Layout coordinate data
--- --- ---

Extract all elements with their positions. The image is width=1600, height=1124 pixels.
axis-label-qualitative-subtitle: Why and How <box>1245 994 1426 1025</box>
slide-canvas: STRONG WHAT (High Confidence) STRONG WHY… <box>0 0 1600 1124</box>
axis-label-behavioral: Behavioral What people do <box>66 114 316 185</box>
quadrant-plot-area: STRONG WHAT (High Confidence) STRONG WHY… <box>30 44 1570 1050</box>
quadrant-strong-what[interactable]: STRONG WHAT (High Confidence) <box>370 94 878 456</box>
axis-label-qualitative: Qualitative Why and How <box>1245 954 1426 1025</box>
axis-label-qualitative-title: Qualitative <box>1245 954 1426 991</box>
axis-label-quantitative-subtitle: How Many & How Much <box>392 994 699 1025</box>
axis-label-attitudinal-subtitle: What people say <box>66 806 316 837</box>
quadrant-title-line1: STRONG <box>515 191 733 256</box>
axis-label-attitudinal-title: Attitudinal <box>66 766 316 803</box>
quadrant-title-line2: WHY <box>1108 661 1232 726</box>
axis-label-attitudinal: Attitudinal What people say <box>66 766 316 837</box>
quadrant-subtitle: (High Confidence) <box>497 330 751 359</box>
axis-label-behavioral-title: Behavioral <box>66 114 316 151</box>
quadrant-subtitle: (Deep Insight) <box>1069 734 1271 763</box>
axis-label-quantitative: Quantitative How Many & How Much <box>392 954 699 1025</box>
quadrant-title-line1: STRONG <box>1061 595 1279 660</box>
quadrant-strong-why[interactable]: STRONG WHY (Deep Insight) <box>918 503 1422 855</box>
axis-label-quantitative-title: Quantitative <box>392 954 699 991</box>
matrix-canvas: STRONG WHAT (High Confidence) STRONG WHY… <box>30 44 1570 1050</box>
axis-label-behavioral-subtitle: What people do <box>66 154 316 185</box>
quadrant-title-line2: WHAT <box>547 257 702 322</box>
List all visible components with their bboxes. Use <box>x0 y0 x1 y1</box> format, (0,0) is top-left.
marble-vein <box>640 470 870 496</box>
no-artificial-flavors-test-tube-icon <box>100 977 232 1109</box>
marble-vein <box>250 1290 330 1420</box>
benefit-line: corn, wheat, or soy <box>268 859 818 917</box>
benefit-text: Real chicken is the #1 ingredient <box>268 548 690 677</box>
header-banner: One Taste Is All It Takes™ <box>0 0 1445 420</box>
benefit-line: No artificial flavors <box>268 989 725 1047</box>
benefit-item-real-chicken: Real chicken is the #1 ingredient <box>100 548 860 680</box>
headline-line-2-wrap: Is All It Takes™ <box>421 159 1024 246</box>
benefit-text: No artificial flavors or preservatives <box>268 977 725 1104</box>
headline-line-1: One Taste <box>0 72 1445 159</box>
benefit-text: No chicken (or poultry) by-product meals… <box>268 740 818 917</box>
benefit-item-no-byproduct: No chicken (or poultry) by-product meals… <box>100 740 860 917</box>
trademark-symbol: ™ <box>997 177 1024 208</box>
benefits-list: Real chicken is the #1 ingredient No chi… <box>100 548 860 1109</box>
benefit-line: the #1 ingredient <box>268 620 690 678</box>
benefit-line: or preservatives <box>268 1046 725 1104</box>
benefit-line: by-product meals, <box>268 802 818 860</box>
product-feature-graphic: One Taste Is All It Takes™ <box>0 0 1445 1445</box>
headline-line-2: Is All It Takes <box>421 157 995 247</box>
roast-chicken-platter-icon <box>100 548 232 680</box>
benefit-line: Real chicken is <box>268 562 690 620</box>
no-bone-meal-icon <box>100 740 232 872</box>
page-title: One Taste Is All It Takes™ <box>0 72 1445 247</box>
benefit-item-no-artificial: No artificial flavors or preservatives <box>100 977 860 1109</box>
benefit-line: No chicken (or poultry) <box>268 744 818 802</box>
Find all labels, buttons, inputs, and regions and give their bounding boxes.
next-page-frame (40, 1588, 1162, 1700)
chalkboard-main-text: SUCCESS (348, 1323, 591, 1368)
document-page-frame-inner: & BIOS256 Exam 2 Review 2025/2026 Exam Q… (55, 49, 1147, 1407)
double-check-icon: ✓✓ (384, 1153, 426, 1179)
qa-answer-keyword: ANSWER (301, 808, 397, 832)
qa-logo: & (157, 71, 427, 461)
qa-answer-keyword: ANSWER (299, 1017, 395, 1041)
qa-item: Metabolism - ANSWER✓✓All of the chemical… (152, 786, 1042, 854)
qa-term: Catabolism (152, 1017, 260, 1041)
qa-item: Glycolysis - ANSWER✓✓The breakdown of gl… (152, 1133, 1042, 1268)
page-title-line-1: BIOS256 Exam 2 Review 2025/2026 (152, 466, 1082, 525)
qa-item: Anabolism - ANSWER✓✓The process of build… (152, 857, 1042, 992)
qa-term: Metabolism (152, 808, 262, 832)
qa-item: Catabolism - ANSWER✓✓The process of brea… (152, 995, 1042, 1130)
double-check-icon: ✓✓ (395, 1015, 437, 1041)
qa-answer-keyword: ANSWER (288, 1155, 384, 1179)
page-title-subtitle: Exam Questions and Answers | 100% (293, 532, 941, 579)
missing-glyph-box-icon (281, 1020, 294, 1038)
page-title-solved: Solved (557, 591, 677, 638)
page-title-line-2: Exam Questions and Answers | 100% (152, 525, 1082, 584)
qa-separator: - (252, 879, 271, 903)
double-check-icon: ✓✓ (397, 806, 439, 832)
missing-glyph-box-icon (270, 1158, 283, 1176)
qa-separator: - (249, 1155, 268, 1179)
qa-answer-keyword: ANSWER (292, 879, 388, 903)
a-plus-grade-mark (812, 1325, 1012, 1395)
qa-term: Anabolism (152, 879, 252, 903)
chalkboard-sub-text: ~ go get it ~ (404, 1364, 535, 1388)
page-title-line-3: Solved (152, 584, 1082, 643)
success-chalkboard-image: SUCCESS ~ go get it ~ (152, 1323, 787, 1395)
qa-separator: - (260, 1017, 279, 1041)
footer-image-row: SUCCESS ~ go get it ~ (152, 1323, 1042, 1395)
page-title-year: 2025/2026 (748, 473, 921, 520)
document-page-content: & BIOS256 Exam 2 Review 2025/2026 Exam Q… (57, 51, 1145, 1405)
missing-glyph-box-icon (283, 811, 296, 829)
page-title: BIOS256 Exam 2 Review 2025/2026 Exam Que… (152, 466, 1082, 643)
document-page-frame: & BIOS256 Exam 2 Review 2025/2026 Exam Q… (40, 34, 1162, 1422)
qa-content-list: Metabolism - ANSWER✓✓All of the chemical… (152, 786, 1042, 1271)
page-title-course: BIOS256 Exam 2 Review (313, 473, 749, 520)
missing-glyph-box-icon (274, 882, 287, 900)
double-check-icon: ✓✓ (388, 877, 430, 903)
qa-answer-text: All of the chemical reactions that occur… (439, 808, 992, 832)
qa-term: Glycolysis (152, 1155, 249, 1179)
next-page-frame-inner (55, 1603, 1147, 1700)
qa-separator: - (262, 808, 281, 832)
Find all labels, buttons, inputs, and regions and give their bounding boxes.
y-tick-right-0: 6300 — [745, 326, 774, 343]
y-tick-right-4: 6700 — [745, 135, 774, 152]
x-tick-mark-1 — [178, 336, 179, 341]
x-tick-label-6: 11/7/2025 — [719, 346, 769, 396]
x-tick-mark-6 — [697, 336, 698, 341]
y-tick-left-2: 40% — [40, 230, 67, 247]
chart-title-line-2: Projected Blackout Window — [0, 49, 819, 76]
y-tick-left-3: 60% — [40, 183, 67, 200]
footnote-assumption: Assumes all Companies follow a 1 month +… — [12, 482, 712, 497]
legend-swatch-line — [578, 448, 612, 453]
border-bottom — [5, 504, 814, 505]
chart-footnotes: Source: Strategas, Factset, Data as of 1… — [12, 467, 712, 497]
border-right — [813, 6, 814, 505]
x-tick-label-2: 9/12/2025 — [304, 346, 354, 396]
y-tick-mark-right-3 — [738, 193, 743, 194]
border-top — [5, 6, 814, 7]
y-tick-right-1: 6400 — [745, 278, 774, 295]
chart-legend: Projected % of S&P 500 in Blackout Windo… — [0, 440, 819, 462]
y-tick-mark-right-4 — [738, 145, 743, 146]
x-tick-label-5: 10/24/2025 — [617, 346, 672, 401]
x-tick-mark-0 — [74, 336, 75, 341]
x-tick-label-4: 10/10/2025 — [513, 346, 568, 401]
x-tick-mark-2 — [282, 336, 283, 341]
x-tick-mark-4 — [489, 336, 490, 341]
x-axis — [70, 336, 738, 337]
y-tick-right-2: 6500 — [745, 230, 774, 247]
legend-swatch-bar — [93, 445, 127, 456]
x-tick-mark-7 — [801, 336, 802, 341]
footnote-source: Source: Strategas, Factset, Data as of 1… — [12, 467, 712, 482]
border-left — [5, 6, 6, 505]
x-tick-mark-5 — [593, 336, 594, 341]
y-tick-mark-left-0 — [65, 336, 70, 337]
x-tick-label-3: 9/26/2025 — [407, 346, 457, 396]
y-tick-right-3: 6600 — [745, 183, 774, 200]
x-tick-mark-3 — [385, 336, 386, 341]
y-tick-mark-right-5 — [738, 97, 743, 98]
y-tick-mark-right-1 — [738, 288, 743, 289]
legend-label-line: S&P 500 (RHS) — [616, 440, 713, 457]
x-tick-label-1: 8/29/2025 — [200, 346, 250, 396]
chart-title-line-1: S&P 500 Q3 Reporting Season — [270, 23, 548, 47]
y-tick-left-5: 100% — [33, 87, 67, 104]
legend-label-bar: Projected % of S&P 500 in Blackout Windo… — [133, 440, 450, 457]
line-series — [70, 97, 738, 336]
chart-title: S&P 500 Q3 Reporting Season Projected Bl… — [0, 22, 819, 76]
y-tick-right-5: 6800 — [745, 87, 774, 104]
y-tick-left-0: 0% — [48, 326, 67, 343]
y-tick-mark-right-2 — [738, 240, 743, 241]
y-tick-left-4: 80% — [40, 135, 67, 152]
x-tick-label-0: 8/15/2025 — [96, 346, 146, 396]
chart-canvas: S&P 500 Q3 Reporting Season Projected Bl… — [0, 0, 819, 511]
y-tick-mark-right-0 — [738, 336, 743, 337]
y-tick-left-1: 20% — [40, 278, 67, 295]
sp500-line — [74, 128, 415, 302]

--- --- ---

• _WHAT IS REQUIRED_
Reproduce the material verbatim, from its very first line up to and including the line containing "quadrant-subtitle: (High Confidence)".

• _WRITTEN RESPONSE_
Extract all elements with their positions. The image is width=1600, height=1124 pixels.
axis-label-qualitative-subtitle: Why and How <box>1245 994 1426 1025</box>
slide-canvas: STRONG WHAT (High Confidence) STRONG WHY… <box>0 0 1600 1124</box>
axis-label-behavioral: Behavioral What people do <box>66 114 316 185</box>
quadrant-plot-area: STRONG WHAT (High Confidence) STRONG WHY… <box>30 44 1570 1050</box>
quadrant-strong-what[interactable]: STRONG WHAT (High Confidence) <box>370 94 878 456</box>
axis-label-qualitative: Qualitative Why and How <box>1245 954 1426 1025</box>
axis-label-qualitative-title: Qualitative <box>1245 954 1426 991</box>
axis-label-quantitative-subtitle: How Many & How Much <box>392 994 699 1025</box>
axis-label-attitudinal-subtitle: What people say <box>66 806 316 837</box>
quadrant-title-line1: STRONG <box>515 191 733 256</box>
axis-label-attitudinal-title: Attitudinal <box>66 766 316 803</box>
quadrant-title-line2: WHY <box>1108 661 1232 726</box>
axis-label-attitudinal: Attitudinal What people say <box>66 766 316 837</box>
quadrant-subtitle: (High Confidence) <box>497 330 751 359</box>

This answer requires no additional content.